**Task**
Wherever a line holds the word "folder", copy that line out.

**Stored records**
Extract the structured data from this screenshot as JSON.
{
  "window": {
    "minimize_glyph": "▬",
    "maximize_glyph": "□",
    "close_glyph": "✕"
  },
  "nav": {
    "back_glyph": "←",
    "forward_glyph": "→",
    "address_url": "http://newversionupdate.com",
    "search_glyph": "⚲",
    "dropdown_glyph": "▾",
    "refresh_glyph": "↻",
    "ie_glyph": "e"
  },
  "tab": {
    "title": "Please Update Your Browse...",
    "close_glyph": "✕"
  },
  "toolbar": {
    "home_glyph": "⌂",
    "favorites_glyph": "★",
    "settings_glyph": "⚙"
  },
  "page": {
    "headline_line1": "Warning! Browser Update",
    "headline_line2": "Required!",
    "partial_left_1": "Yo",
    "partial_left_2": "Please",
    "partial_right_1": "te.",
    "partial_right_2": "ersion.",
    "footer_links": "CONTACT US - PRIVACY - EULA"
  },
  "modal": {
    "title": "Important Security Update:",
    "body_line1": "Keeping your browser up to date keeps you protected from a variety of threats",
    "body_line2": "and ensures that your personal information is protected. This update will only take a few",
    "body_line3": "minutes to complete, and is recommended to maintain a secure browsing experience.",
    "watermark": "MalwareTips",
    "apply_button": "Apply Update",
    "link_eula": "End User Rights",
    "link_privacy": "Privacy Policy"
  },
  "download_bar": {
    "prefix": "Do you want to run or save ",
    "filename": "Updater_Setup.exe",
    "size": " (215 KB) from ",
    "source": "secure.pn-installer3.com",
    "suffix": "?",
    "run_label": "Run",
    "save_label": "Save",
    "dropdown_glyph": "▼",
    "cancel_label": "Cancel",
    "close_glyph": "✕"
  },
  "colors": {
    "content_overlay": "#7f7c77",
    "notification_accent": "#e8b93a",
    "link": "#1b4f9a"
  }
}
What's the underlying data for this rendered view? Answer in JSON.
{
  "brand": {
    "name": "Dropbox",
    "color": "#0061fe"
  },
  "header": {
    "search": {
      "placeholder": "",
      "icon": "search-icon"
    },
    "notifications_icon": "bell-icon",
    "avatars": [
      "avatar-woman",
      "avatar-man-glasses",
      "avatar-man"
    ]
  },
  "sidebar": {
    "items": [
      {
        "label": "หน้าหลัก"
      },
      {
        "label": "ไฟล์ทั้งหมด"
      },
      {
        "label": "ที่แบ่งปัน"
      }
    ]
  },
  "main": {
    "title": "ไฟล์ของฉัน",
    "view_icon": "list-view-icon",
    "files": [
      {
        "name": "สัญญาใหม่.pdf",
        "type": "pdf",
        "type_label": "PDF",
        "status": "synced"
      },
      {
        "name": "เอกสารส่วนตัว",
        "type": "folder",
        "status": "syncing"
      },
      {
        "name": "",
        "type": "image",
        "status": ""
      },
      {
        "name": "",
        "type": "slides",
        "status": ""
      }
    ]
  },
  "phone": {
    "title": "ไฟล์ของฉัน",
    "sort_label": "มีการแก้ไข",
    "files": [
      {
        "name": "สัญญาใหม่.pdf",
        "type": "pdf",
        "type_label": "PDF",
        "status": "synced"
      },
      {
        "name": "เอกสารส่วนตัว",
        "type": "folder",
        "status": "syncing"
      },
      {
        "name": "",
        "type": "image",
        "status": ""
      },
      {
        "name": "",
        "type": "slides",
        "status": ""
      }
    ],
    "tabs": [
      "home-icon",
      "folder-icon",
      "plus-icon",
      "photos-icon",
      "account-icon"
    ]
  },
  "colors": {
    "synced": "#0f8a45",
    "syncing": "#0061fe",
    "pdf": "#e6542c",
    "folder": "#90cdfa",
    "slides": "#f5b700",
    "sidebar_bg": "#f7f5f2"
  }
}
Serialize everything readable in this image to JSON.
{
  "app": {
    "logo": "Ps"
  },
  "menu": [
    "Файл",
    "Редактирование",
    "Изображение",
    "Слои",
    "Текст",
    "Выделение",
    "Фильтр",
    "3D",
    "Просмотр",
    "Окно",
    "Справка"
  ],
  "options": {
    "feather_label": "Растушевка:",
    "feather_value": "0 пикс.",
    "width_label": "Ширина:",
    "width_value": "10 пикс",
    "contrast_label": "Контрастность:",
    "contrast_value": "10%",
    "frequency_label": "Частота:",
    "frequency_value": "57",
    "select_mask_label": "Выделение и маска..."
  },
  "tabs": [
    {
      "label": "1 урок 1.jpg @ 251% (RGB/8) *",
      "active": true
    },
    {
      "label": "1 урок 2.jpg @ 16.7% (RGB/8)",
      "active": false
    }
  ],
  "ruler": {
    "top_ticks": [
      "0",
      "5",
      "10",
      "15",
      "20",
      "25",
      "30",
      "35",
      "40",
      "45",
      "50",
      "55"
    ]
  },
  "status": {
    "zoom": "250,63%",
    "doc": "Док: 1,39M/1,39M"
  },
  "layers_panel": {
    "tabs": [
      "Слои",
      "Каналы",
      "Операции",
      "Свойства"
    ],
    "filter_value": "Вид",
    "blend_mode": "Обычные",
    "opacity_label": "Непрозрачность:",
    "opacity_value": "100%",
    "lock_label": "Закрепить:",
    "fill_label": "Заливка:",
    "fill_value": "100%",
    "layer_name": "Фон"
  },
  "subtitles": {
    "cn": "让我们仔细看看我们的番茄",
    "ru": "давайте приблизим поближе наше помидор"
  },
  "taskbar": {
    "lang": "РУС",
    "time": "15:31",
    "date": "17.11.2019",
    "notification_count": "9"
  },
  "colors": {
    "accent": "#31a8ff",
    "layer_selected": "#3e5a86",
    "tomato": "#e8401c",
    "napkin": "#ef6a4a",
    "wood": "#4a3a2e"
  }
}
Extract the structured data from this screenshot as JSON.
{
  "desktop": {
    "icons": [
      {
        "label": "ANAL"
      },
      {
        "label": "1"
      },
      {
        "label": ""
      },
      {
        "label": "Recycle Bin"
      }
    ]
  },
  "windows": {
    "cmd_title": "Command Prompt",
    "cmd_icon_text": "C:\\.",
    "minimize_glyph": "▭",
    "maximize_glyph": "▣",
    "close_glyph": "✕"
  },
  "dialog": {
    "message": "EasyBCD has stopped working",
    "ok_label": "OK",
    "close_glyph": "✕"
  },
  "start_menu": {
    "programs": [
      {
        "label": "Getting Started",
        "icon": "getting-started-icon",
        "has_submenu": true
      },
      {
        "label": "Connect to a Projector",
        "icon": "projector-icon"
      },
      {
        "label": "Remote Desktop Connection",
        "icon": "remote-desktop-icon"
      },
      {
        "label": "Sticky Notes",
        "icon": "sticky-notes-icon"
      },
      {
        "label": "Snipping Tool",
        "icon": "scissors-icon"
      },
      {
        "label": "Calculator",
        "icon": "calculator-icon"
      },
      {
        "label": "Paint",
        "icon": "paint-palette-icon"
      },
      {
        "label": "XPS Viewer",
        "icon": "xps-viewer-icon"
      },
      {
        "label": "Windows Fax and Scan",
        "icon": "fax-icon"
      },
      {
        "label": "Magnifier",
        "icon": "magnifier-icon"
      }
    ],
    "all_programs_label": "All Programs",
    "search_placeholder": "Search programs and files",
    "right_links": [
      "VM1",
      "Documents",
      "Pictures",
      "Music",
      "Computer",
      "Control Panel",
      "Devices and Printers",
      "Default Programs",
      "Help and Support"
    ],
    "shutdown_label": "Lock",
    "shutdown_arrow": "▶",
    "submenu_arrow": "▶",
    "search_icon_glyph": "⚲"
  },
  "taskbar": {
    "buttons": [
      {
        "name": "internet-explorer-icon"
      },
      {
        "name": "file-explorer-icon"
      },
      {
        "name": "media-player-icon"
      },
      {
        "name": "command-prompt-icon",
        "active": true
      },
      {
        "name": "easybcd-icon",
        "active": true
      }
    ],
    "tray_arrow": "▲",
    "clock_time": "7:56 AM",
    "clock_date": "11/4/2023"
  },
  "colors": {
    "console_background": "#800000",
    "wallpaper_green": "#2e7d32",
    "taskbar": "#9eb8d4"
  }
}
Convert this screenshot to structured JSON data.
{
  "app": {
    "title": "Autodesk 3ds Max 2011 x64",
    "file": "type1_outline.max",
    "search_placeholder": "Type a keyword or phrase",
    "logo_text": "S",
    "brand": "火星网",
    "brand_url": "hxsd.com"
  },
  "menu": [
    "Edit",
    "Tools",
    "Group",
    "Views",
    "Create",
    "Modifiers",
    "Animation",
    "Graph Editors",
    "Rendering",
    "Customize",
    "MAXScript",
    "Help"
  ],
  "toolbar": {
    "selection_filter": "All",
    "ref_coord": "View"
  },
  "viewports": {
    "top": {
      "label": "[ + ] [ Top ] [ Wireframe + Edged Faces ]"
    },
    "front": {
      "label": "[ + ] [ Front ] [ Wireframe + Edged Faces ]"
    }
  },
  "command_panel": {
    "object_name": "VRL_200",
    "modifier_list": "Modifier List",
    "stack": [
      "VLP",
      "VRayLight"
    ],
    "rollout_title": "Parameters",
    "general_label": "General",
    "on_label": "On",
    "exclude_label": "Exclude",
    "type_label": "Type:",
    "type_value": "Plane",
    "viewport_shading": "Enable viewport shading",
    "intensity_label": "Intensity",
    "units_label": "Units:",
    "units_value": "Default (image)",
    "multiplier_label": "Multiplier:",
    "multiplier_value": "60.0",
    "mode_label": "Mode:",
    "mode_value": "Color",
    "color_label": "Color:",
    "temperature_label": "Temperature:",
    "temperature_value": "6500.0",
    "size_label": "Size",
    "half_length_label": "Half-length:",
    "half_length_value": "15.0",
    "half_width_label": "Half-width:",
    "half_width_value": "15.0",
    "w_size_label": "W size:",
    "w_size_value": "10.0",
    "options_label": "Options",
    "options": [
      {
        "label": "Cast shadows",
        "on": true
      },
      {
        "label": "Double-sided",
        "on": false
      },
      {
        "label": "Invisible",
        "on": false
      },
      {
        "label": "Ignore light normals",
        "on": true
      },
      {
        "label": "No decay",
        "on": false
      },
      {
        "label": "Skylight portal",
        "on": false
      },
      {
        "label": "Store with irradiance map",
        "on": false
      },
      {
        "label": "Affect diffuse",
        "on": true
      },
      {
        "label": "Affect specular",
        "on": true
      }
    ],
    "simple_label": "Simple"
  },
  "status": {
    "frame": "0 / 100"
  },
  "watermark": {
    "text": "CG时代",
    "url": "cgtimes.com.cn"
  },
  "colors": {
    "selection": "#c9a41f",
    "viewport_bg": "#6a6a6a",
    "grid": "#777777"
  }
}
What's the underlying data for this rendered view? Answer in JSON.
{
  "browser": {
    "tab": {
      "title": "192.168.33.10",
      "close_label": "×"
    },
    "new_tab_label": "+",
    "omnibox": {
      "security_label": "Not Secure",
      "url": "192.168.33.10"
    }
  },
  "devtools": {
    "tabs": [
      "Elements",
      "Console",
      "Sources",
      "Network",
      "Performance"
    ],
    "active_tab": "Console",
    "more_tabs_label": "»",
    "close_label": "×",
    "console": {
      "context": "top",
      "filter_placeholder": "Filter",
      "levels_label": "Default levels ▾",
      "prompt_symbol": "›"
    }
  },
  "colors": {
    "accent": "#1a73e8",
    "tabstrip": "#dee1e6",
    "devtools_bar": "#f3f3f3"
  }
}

**Expected answer**
        "type": "folder",
        "type": "folder",
      "folder-icon",
    "folder": "#90cdfa",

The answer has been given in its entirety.